Set exercise → Find every line of the listing below where "files" appears, and copy it.
Start Entries shown
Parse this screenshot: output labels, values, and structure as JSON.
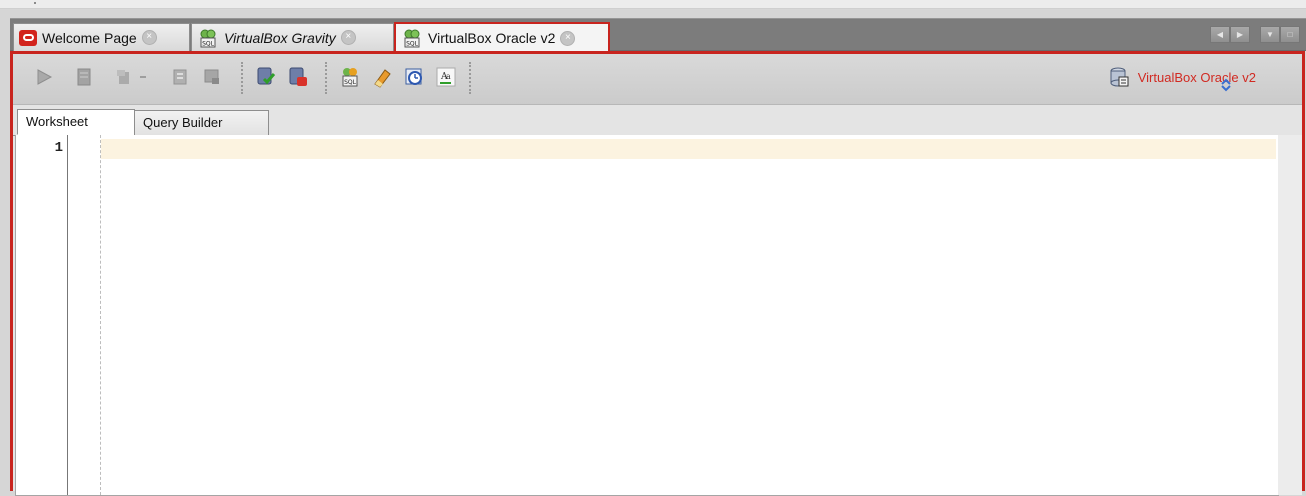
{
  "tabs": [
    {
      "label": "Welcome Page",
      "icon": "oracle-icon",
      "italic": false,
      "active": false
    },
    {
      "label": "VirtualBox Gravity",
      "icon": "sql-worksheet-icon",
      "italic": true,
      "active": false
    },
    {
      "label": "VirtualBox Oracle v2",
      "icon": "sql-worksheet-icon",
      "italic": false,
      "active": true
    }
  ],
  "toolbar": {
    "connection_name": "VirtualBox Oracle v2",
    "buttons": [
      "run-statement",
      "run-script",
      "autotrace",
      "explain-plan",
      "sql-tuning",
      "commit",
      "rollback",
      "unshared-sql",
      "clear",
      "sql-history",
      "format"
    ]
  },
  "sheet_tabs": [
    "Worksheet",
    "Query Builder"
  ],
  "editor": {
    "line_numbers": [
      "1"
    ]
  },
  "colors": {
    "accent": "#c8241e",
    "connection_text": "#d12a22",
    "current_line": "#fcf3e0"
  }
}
End Entries shown
Start Entries shown
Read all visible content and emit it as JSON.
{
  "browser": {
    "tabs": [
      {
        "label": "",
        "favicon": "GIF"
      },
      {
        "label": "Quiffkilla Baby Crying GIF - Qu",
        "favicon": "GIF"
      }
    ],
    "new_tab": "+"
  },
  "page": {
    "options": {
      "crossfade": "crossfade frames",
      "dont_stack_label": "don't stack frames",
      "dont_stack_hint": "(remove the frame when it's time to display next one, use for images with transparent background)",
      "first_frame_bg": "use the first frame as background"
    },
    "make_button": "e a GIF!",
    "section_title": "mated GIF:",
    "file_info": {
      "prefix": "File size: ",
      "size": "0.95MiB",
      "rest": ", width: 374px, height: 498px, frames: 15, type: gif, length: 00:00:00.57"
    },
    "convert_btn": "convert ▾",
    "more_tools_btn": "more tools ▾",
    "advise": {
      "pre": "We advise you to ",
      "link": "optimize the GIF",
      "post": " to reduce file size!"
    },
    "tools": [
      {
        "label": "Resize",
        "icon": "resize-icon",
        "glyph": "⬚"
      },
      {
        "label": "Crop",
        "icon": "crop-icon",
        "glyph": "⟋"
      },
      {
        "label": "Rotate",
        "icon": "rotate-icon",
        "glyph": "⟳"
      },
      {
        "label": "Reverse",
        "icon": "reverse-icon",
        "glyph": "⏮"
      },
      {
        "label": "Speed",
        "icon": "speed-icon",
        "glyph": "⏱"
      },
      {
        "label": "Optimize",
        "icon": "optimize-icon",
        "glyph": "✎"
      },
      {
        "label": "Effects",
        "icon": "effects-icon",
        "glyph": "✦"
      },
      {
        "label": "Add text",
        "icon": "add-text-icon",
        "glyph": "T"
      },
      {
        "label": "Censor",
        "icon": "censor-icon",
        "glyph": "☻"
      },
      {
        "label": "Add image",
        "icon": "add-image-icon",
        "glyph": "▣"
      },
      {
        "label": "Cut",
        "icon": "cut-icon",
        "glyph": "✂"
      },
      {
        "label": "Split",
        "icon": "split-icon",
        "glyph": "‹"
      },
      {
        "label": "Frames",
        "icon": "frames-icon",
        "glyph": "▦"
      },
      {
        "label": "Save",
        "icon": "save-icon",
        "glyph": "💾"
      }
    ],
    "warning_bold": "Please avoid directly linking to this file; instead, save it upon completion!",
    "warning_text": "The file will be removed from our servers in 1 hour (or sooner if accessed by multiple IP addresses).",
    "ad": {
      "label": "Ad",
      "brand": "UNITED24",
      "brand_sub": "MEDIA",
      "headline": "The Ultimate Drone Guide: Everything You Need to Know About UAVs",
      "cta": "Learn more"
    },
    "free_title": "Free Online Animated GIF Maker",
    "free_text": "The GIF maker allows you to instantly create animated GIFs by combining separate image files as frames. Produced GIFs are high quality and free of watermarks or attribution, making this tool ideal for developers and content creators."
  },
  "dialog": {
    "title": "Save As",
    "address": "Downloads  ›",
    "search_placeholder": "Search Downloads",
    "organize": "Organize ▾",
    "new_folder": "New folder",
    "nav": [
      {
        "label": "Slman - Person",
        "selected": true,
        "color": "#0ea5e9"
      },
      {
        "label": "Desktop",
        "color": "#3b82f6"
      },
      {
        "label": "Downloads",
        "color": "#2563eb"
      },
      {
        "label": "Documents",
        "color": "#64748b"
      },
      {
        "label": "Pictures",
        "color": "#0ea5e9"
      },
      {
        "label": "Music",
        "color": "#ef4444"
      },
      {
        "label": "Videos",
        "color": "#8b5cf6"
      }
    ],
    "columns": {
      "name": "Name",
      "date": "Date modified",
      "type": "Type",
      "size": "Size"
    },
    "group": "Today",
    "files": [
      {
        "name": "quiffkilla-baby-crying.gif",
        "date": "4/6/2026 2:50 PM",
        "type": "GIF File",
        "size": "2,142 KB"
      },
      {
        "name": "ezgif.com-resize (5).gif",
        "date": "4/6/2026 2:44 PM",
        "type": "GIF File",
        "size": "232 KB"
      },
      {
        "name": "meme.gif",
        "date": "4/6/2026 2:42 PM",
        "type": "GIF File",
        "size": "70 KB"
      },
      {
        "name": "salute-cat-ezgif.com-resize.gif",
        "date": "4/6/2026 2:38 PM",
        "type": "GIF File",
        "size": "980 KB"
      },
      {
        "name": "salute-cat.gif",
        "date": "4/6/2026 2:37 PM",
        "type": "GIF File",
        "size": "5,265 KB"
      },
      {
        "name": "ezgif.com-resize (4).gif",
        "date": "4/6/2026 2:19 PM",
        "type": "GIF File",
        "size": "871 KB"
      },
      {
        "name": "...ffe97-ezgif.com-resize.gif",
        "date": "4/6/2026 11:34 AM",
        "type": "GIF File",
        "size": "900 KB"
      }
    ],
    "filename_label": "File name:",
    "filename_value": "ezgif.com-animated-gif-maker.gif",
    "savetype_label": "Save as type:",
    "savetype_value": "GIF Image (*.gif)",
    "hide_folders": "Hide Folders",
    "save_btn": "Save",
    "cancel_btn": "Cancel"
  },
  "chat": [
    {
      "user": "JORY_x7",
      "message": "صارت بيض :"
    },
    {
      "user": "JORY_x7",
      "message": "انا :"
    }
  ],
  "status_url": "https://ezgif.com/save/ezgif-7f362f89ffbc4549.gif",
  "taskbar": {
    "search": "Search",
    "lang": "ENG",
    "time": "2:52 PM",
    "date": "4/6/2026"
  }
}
End Entries shown
In response →
    "free_text": "The GIF maker allows you to instantly create animated GIFs by combining separate image files as frames. Produced GIFs are high quality and free of watermarks or attribution, making this tool ideal for developers and content creators."
    "files": [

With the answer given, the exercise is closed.